### CHALLENGE
Select every line containing the word "Productions" from the material, and copy those lines.

>> BEGIN

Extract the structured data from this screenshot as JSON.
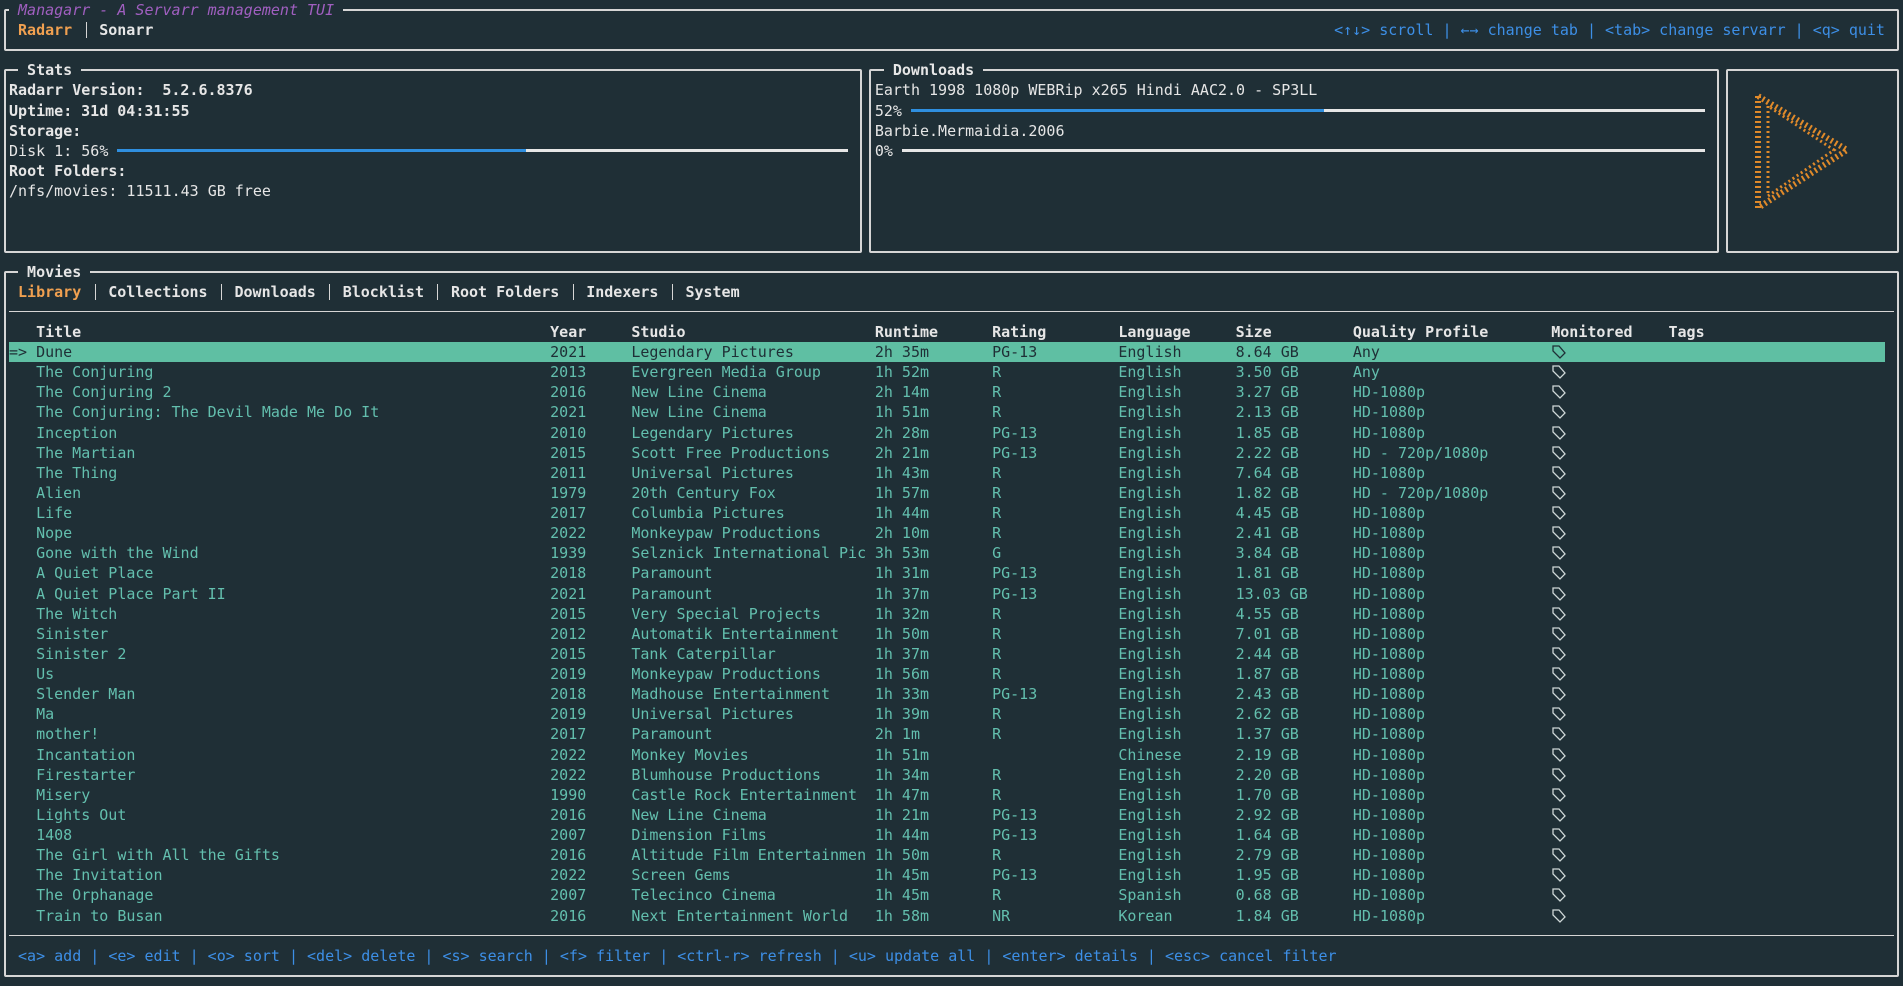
{
  "header": {
    "title": "Managarr - A Servarr management TUI",
    "tabs": [
      {
        "label": "Radarr",
        "selected": true
      },
      {
        "label": "Sonarr",
        "selected": false
      }
    ],
    "help": "<↑↓> scroll | ←→ change tab | <tab> change servarr | <q> quit"
  },
  "stats": {
    "title": "Stats",
    "version_label": "Radarr Version:",
    "version": "5.2.6.8376",
    "uptime_label": "Uptime:",
    "uptime": "31d 04:31:55",
    "storage_label": "Storage:",
    "disks": [
      {
        "label": "Disk 1: 56%",
        "percent": 56
      }
    ],
    "root_label": "Root Folders:",
    "root_folders": [
      "/nfs/movies: 11511.43 GB free"
    ]
  },
  "downloads": {
    "title": "Downloads",
    "items": [
      {
        "name": "Earth 1998 1080p WEBRip x265 Hindi AAC2.0 - SP3LL",
        "progress_label": "52%",
        "progress": 52
      },
      {
        "name": "Barbie.Mermaidia.2006",
        "progress_label": "0%",
        "progress": 0
      }
    ]
  },
  "movies": {
    "title": "Movies",
    "tabs": [
      {
        "label": "Library",
        "selected": true
      },
      {
        "label": "Collections",
        "selected": false
      },
      {
        "label": "Downloads",
        "selected": false
      },
      {
        "label": "Blocklist",
        "selected": false
      },
      {
        "label": "Root Folders",
        "selected": false
      },
      {
        "label": "Indexers",
        "selected": false
      },
      {
        "label": "System",
        "selected": false
      }
    ],
    "cursor": "=>",
    "columns": [
      "Title",
      "Year",
      "Studio",
      "Runtime",
      "Rating",
      "Language",
      "Size",
      "Quality Profile",
      "Monitored",
      "Tags"
    ],
    "rows": [
      {
        "cells": [
          "Dune",
          "2021",
          "Legendary Pictures",
          "2h 35m",
          "PG-13",
          "English",
          "8.64 GB",
          "Any"
        ],
        "monitored": true,
        "selected": true
      },
      {
        "cells": [
          "The Conjuring",
          "2013",
          "Evergreen Media Group",
          "1h 52m",
          "R",
          "English",
          "3.50 GB",
          "Any"
        ],
        "monitored": true,
        "selected": false
      },
      {
        "cells": [
          "The Conjuring 2",
          "2016",
          "New Line Cinema",
          "2h 14m",
          "R",
          "English",
          "3.27 GB",
          "HD-1080p"
        ],
        "monitored": true,
        "selected": false
      },
      {
        "cells": [
          "The Conjuring: The Devil Made Me Do It",
          "2021",
          "New Line Cinema",
          "1h 51m",
          "R",
          "English",
          "2.13 GB",
          "HD-1080p"
        ],
        "monitored": true,
        "selected": false
      },
      {
        "cells": [
          "Inception",
          "2010",
          "Legendary Pictures",
          "2h 28m",
          "PG-13",
          "English",
          "1.85 GB",
          "HD-1080p"
        ],
        "monitored": true,
        "selected": false
      },
      {
        "cells": [
          "The Martian",
          "2015",
          "Scott Free Productions",
          "2h 21m",
          "PG-13",
          "English",
          "2.22 GB",
          "HD - 720p/1080p"
        ],
        "monitored": true,
        "selected": false
      },
      {
        "cells": [
          "The Thing",
          "2011",
          "Universal Pictures",
          "1h 43m",
          "R",
          "English",
          "7.64 GB",
          "HD-1080p"
        ],
        "monitored": true,
        "selected": false
      },
      {
        "cells": [
          "Alien",
          "1979",
          "20th Century Fox",
          "1h 57m",
          "R",
          "English",
          "1.82 GB",
          "HD - 720p/1080p"
        ],
        "monitored": true,
        "selected": false
      },
      {
        "cells": [
          "Life",
          "2017",
          "Columbia Pictures",
          "1h 44m",
          "R",
          "English",
          "4.45 GB",
          "HD-1080p"
        ],
        "monitored": true,
        "selected": false
      },
      {
        "cells": [
          "Nope",
          "2022",
          "Monkeypaw Productions",
          "2h 10m",
          "R",
          "English",
          "2.41 GB",
          "HD-1080p"
        ],
        "monitored": true,
        "selected": false
      },
      {
        "cells": [
          "Gone with the Wind",
          "1939",
          "Selznick International Pic",
          "3h 53m",
          "G",
          "English",
          "3.84 GB",
          "HD-1080p"
        ],
        "monitored": true,
        "selected": false
      },
      {
        "cells": [
          "A Quiet Place",
          "2018",
          "Paramount",
          "1h 31m",
          "PG-13",
          "English",
          "1.81 GB",
          "HD-1080p"
        ],
        "monitored": true,
        "selected": false
      },
      {
        "cells": [
          "A Quiet Place Part II",
          "2021",
          "Paramount",
          "1h 37m",
          "PG-13",
          "English",
          "13.03 GB",
          "HD-1080p"
        ],
        "monitored": true,
        "selected": false
      },
      {
        "cells": [
          "The Witch",
          "2015",
          "Very Special Projects",
          "1h 32m",
          "R",
          "English",
          "4.55 GB",
          "HD-1080p"
        ],
        "monitored": true,
        "selected": false
      },
      {
        "cells": [
          "Sinister",
          "2012",
          "Automatik Entertainment",
          "1h 50m",
          "R",
          "English",
          "7.01 GB",
          "HD-1080p"
        ],
        "monitored": true,
        "selected": false
      },
      {
        "cells": [
          "Sinister 2",
          "2015",
          "Tank Caterpillar",
          "1h 37m",
          "R",
          "English",
          "2.44 GB",
          "HD-1080p"
        ],
        "monitored": true,
        "selected": false
      },
      {
        "cells": [
          "Us",
          "2019",
          "Monkeypaw Productions",
          "1h 56m",
          "R",
          "English",
          "1.87 GB",
          "HD-1080p"
        ],
        "monitored": true,
        "selected": false
      },
      {
        "cells": [
          "Slender Man",
          "2018",
          "Madhouse Entertainment",
          "1h 33m",
          "PG-13",
          "English",
          "2.43 GB",
          "HD-1080p"
        ],
        "monitored": true,
        "selected": false
      },
      {
        "cells": [
          "Ma",
          "2019",
          "Universal Pictures",
          "1h 39m",
          "R",
          "English",
          "2.62 GB",
          "HD-1080p"
        ],
        "monitored": true,
        "selected": false
      },
      {
        "cells": [
          "mother!",
          "2017",
          "Paramount",
          "2h 1m",
          "R",
          "English",
          "1.37 GB",
          "HD-1080p"
        ],
        "monitored": true,
        "selected": false
      },
      {
        "cells": [
          "Incantation",
          "2022",
          "Monkey Movies",
          "1h 51m",
          null,
          "Chinese",
          "2.19 GB",
          "HD-1080p"
        ],
        "monitored": true,
        "selected": false
      },
      {
        "cells": [
          "Firestarter",
          "2022",
          "Blumhouse Productions",
          "1h 34m",
          "R",
          "English",
          "2.20 GB",
          "HD-1080p"
        ],
        "monitored": true,
        "selected": false
      },
      {
        "cells": [
          "Misery",
          "1990",
          "Castle Rock Entertainment",
          "1h 47m",
          "R",
          "English",
          "1.70 GB",
          "HD-1080p"
        ],
        "monitored": true,
        "selected": false
      },
      {
        "cells": [
          "Lights Out",
          "2016",
          "New Line Cinema",
          "1h 21m",
          "PG-13",
          "English",
          "2.92 GB",
          "HD-1080p"
        ],
        "monitored": true,
        "selected": false
      },
      {
        "cells": [
          "1408",
          "2007",
          "Dimension Films",
          "1h 44m",
          "PG-13",
          "English",
          "1.64 GB",
          "HD-1080p"
        ],
        "monitored": true,
        "selected": false
      },
      {
        "cells": [
          "The Girl with All the Gifts",
          "2016",
          "Altitude Film Entertainmen",
          "1h 50m",
          "R",
          "English",
          "2.79 GB",
          "HD-1080p"
        ],
        "monitored": true,
        "selected": false
      },
      {
        "cells": [
          "The Invitation",
          "2022",
          "Screen Gems",
          "1h 45m",
          "PG-13",
          "English",
          "1.95 GB",
          "HD-1080p"
        ],
        "monitored": true,
        "selected": false
      },
      {
        "cells": [
          "The Orphanage",
          "2007",
          "Telecinco Cinema",
          "1h 45m",
          "R",
          "Spanish",
          "0.68 GB",
          "HD-1080p"
        ],
        "monitored": true,
        "selected": false
      },
      {
        "cells": [
          "Train to Busan",
          "2016",
          "Next Entertainment World",
          "1h 58m",
          "NR",
          "Korean",
          "1.84 GB",
          "HD-1080p"
        ],
        "monitored": true,
        "selected": false
      }
    ],
    "help": "<a> add | <e> edit | <o> sort | <del> delete | <s> search | <f> filter | <ctrl-r> refresh | <u> update all | <enter> details | <esc> cancel filter"
  }
}
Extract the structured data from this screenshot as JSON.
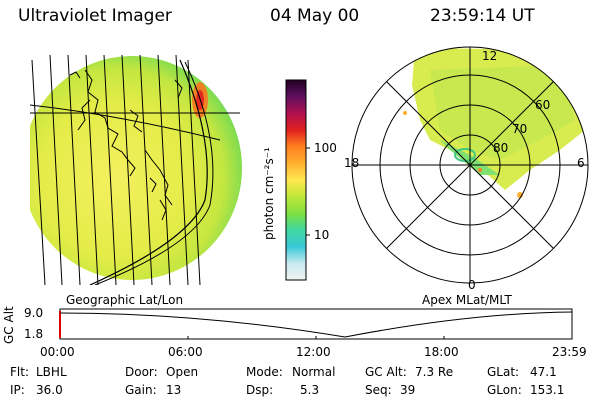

>> END

### RESPONSE TO THE TASK
          "Scott Free Productions",
          "Monkeypaw Productions",
          "Monkeypaw Productions",
          "Blumhouse Productions",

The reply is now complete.